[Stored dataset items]
——————————
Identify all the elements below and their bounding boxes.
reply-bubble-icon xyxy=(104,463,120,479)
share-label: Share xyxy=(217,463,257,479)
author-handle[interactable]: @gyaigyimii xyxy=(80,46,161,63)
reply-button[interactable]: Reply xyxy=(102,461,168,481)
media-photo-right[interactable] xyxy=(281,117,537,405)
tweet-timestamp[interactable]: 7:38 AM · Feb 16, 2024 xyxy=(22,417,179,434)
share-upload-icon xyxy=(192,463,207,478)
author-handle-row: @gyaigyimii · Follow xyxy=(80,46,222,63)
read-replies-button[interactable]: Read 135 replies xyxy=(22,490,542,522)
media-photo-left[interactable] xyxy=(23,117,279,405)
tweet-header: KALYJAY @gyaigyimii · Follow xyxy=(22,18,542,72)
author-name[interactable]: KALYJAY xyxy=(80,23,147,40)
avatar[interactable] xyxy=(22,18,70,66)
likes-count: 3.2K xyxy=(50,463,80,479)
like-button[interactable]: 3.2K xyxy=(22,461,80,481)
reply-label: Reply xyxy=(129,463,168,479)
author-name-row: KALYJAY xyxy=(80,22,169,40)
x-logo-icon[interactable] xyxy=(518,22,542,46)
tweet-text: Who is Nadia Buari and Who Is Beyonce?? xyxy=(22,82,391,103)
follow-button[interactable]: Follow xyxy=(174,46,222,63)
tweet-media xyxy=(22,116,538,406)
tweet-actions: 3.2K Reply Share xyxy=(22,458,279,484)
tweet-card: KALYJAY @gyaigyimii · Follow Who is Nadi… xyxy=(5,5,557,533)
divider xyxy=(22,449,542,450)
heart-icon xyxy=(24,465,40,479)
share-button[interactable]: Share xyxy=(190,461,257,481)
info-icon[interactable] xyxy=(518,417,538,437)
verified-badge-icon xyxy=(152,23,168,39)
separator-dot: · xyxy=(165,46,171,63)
——————————
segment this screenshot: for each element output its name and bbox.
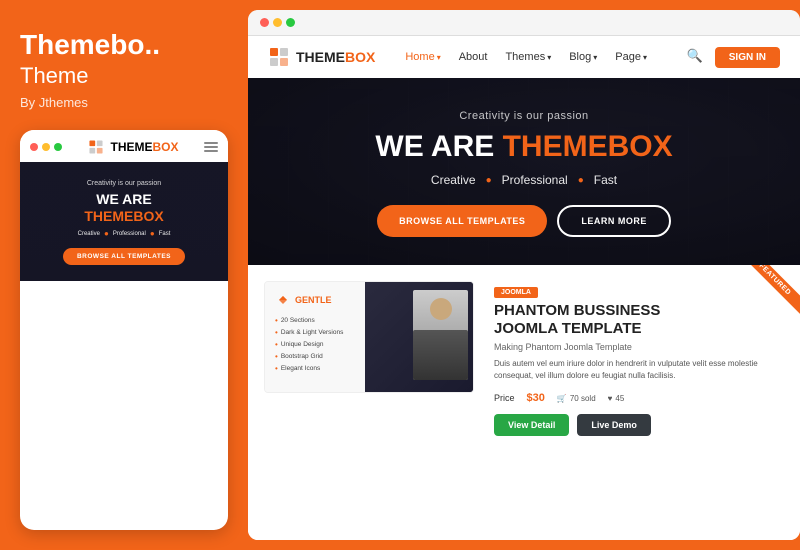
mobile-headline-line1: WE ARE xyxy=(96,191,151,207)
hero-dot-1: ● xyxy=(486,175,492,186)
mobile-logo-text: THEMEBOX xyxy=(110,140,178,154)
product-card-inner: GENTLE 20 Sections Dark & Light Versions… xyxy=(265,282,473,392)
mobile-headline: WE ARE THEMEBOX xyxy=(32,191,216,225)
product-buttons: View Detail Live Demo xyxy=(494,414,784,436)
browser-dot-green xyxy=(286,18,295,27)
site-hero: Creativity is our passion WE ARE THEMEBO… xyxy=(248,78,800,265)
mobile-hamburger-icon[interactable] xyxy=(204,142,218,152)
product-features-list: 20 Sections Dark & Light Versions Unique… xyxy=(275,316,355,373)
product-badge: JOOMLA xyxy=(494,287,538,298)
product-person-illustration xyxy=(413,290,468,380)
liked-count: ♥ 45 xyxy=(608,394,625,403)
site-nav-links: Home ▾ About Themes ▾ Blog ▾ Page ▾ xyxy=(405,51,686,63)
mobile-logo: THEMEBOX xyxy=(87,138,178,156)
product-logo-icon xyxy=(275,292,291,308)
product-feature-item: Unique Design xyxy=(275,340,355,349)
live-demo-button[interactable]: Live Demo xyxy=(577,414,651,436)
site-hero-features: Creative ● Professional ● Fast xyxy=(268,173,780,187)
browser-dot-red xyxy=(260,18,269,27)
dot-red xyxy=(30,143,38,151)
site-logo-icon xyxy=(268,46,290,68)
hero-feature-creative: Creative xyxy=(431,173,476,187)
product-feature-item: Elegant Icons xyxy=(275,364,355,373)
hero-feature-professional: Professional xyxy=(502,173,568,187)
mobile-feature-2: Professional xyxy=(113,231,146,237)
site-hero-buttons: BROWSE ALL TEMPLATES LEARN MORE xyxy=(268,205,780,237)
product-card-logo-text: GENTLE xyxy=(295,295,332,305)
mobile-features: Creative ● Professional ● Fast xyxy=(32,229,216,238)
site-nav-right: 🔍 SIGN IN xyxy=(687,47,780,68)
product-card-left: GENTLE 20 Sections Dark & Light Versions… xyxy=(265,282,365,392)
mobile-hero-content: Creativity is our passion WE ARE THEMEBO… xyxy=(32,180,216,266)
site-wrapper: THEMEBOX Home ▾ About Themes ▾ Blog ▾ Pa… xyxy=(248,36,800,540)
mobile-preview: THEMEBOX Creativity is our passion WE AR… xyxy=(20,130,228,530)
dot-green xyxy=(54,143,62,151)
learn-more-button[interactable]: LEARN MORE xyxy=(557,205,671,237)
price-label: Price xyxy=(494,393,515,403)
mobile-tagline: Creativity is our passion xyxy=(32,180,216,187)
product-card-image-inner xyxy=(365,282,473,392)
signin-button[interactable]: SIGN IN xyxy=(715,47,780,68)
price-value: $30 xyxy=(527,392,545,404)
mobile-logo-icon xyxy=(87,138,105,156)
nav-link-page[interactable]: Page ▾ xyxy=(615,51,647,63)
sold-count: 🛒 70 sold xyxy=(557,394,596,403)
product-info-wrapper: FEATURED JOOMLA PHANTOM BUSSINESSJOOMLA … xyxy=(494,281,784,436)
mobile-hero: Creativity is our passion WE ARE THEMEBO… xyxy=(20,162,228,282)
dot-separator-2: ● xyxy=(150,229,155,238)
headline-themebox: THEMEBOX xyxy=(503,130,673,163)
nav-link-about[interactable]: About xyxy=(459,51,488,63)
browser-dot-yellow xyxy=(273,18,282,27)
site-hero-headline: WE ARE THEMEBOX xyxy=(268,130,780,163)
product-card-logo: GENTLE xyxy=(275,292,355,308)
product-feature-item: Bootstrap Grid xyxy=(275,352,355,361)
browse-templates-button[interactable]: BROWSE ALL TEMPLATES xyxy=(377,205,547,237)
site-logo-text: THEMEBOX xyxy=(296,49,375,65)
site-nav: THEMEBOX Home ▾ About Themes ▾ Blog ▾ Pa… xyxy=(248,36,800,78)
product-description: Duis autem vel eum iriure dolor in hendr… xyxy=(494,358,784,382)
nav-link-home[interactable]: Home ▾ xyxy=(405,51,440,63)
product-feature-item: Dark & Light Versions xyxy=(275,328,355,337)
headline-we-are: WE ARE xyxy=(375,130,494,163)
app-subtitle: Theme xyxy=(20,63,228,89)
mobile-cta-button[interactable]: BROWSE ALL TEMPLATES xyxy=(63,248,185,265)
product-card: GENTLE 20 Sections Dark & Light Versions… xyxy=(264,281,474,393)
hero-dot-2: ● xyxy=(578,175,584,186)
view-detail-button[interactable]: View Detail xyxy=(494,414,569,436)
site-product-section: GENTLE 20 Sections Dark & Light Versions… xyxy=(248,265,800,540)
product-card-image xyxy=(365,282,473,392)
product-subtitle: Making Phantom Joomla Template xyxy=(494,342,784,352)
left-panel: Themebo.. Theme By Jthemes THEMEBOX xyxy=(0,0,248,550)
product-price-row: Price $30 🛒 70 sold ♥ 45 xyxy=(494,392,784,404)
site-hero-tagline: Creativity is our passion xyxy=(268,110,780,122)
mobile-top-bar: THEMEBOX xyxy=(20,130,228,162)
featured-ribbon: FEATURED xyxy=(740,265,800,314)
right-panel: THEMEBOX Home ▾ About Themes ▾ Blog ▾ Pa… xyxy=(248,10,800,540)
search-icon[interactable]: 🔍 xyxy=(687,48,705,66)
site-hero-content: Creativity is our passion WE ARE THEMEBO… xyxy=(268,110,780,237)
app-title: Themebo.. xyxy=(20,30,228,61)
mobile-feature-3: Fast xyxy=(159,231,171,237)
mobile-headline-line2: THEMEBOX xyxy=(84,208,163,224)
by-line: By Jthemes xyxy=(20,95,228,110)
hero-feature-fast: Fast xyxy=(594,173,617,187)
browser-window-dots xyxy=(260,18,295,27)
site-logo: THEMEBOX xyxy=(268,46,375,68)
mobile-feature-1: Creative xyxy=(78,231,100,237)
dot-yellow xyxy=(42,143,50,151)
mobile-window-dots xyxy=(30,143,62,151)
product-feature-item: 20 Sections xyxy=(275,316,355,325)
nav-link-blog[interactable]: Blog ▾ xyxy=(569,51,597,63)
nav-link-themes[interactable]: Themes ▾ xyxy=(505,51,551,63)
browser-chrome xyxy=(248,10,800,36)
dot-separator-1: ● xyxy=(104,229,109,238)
——————————
STATED EXERCISE. Duplicate, word for word, the lines of the listing above that begin at the line containing "mobile-headline-line1: WE ARE" and end after the line containing "product-card-left: GENTLE 20".

ANSWER FOR THIS EXERCISE.
mobile-headline-line1: WE ARE xyxy=(96,191,151,207)
hero-dot-1: ● xyxy=(486,175,492,186)
mobile-logo-text: THEMEBOX xyxy=(110,140,178,154)
product-card-inner: GENTLE 20 Sections Dark & Light Versions… xyxy=(265,282,473,392)
mobile-headline: WE ARE THEMEBOX xyxy=(32,191,216,225)
product-buttons: View Detail Live Demo xyxy=(494,414,784,436)
browser-dot-green xyxy=(286,18,295,27)
site-hero: Creativity is our passion WE ARE THEMEBO… xyxy=(248,78,800,265)
mobile-hamburger-icon[interactable] xyxy=(204,142,218,152)
product-features-list: 20 Sections Dark & Light Versions Unique… xyxy=(275,316,355,373)
product-badge: JOOMLA xyxy=(494,287,538,298)
product-person-illustration xyxy=(413,290,468,380)
liked-count: ♥ 45 xyxy=(608,394,625,403)
site-nav-links: Home ▾ About Themes ▾ Blog ▾ Page ▾ xyxy=(405,51,686,63)
mobile-logo: THEMEBOX xyxy=(87,138,178,156)
product-logo-icon xyxy=(275,292,291,308)
product-feature-item: Unique Design xyxy=(275,340,355,349)
live-demo-button[interactable]: Live Demo xyxy=(577,414,651,436)
site-hero-features: Creative ● Professional ● Fast xyxy=(268,173,780,187)
browser-dot-red xyxy=(260,18,269,27)
dot-red xyxy=(30,143,38,151)
site-logo-icon xyxy=(268,46,290,68)
hero-feature-creative: Creative xyxy=(431,173,476,187)
product-feature-item: Elegant Icons xyxy=(275,364,355,373)
hero-feature-professional: Professional xyxy=(502,173,568,187)
mobile-feature-2: Professional xyxy=(113,231,146,237)
site-hero-buttons: BROWSE ALL TEMPLATES LEARN MORE xyxy=(268,205,780,237)
product-card-logo-text: GENTLE xyxy=(295,295,332,305)
mobile-features: Creative ● Professional ● Fast xyxy=(32,229,216,238)
site-nav-right: 🔍 SIGN IN xyxy=(687,47,780,68)
product-card-left: GENTLE 20 Sections Dark & Light Versions… xyxy=(265,282,365,392)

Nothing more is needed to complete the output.